• WRITTEN INSTRUCTION:
Each entry below is to be transcribed exactly.

• INFORMATION GIVEN:

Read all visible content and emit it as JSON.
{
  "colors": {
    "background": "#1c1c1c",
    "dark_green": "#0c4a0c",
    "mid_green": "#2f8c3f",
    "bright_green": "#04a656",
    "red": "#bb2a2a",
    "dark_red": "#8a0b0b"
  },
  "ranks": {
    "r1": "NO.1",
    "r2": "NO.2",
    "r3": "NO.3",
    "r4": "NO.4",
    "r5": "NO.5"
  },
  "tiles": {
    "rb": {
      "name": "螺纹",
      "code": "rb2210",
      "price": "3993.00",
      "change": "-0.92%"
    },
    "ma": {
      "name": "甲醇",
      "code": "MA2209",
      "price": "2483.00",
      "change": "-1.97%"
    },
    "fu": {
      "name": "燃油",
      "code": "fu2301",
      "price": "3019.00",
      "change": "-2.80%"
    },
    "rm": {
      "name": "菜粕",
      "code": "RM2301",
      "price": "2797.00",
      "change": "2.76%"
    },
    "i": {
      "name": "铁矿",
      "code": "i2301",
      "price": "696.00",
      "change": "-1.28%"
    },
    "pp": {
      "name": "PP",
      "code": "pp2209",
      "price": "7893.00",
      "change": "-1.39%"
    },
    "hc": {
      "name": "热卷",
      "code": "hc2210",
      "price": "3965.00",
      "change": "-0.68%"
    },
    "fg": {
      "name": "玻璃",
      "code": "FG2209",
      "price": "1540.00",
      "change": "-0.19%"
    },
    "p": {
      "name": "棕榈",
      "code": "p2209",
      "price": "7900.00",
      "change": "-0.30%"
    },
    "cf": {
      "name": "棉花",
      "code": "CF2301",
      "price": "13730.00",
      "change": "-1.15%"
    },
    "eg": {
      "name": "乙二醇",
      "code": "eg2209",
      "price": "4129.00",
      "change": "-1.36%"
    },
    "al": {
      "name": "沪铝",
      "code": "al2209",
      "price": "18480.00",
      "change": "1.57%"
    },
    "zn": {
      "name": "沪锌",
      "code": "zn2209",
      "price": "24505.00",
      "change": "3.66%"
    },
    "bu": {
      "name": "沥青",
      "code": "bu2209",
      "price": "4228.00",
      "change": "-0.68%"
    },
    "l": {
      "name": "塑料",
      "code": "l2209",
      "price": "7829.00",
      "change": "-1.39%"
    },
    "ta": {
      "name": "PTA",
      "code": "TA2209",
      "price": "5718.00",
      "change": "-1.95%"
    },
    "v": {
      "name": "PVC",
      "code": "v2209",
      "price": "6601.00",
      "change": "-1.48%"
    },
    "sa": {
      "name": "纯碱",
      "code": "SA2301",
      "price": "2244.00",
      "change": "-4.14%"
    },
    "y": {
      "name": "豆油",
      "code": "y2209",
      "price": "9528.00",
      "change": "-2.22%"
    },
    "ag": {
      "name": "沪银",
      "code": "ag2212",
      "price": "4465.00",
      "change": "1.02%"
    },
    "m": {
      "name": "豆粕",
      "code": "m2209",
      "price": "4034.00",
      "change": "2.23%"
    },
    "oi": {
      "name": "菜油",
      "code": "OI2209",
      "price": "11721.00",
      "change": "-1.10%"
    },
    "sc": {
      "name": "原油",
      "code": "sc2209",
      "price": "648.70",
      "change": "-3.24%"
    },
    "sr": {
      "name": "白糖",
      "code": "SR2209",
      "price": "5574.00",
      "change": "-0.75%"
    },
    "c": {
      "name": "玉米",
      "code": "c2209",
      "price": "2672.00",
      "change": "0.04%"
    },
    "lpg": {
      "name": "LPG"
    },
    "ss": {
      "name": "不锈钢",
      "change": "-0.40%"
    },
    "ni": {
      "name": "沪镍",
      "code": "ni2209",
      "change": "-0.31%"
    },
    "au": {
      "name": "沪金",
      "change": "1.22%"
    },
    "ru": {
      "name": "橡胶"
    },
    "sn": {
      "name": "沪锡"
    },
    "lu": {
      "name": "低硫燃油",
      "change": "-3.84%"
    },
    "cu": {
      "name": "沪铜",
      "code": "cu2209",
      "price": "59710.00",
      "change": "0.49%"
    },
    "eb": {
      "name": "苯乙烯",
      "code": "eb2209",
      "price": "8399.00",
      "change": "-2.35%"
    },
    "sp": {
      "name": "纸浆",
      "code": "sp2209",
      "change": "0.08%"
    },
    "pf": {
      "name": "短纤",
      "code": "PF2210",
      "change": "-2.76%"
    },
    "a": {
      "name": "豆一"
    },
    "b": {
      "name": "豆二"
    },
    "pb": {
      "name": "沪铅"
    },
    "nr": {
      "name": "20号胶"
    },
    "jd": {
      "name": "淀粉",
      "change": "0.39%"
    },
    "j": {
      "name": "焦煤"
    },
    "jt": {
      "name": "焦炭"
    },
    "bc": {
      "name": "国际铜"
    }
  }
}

• RESPONSE TO THIS EXERCISE:
Read all visible content and emit it as JSON.
{
  "colors": {
    "background": "#1c1c1c",
    "dark_green": "#0c4a0c",
    "mid_green": "#2f8c3f",
    "bright_green": "#04a656",
    "red": "#bb2a2a",
    "dark_red": "#8a0b0b"
  },
  "ranks": {
    "r1": "NO.1",
    "r2": "NO.2",
    "r3": "NO.3",
    "r4": "NO.4",
    "r5": "NO.5"
  },
  "tiles": {
    "rb": {
      "name": "螺纹",
      "code": "rb2210",
      "price": "3993.00",
      "change": "-0.92%"
    },
    "ma": {
      "name": "甲醇",
      "code": "MA2209",
      "price": "2483.00",
      "change": "-1.97%"
    },
    "fu": {
      "name": "燃油",
      "code": "fu2301",
      "price": "3019.00",
      "change": "-2.80%"
    },
    "rm": {
      "name": "菜粕",
      "code": "RM2301",
      "price": "2797.00",
      "change": "2.76%"
    },
    "i": {
      "name": "铁矿",
      "code": "i2301",
      "price": "696.00",
      "change": "-1.28%"
    },
    "pp": {
      "name": "PP",
      "code": "pp2209",
      "price": "7893.00",
      "change": "-1.39%"
    },
    "hc": {
      "name": "热卷",
      "code": "hc2210",
      "price": "3965.00",
      "change": "-0.68%"
    },
    "fg": {
      "name": "玻璃",
      "code": "FG2209",
      "price": "1540.00",
      "change": "-0.19%"
    },
    "p": {
      "name": "棕榈",
      "code": "p2209",
      "price": "7900.00",
      "change": "-0.30%"
    },
    "cf": {
      "name": "棉花",
      "code": "CF2301",
      "price": "13730.00",
      "change": "-1.15%"
    },
    "eg": {
      "name": "乙二醇",
      "code": "eg2209",
      "price": "4129.00",
      "change": "-1.36%"
    },
    "al": {
      "name": "沪铝",
      "code": "al2209",
      "price": "18480.00",
      "change": "1.57%"
    },
    "zn": {
      "name": "沪锌",
      "code": "zn2209",
      "price": "24505.00",
      "change": "3.66%"
    },
    "bu": {
      "name": "沥青",
      "code": "bu2209",
      "price": "4228.00",
      "change": "-0.68%"
    },
    "l": {
      "name": "塑料",
      "code": "l2209",
      "price": "7829.00",
      "change": "-1.39%"
    },
    "ta": {
      "name": "PTA",
      "code": "TA2209",
      "price": "5718.00",
      "change": "-1.95%"
    },
    "v": {
      "name": "PVC",
      "code": "v2209",
      "price": "6601.00",
      "change": "-1.48%"
    },
    "sa": {
      "name": "纯碱",
      "code": "SA2301",
      "price": "2244.00",
      "change": "-4.14%"
    },
    "y": {
      "name": "豆油",
      "code": "y2209",
      "price": "9528.00",
      "change": "-2.22%"
    },
    "ag": {
      "name": "沪银",
      "code": "ag2212",
      "price": "4465.00",
      "change": "1.02%"
    },
    "m": {
      "name": "豆粕",
      "code": "m2209",
      "price": "4034.00",
      "change": "2.23%"
    },
    "oi": {
      "name": "菜油",
      "code": "OI2209",
      "price": "11721.00",
      "change": "-1.10%"
    },
    "sc": {
      "name": "原油",
      "code": "sc2209",
      "price": "648.70",
      "change": "-3.24%"
    },
    "sr": {
      "name": "白糖",
      "code": "SR2209",
      "price": "5574.00",
      "change": "-0.75%"
    },
    "c": {
      "name": "玉米",
      "code": "c2209",
      "price": "2672.00",
      "change": "0.04%"
    },
    "lpg": {
      "name": "LPG"
    },
    "ss": {
      "name": "不锈钢",
      "change": "-0.40%"
    },
    "ni": {
      "name": "沪镍",
      "code": "ni2209",
      "change": "-0.31%"
    },
    "au": {
      "name": "沪金",
      "change": "1.22%"
    },
    "ru": {
      "name": "橡胶"
    },
    "sn": {
      "name": "沪锡"
    },
    "lu": {
      "name": "低硫燃油",
      "change": "-3.84%"
    },
    "cu": {
      "name": "沪铜",
      "code": "cu2209",
      "price": "59710.00",
      "change": "0.49%"
    },
    "eb": {
      "name": "苯乙烯",
      "code": "eb2209",
      "price": "8399.00",
      "change": "-2.35%"
    },
    "sp": {
      "name": "纸浆",
      "code": "sp2209",
      "change": "0.08%"
    },
    "pf": {
      "name": "短纤",
      "code": "PF2210",
      "change": "-2.76%"
    },
    "a": {
      "name": "豆一"
    },
    "b": {
      "name": "豆二"
    },
    "pb": {
      "name": "沪铅"
    },
    "nr": {
      "name": "20号胶"
    },
    "jd": {
      "name": "淀粉",
      "change": "0.39%"
    },
    "j": {
      "name": "焦煤"
    },
    "jt": {
      "name": "焦炭"
    },
    "bc": {
      "name": "国际铜"
    }
  }
}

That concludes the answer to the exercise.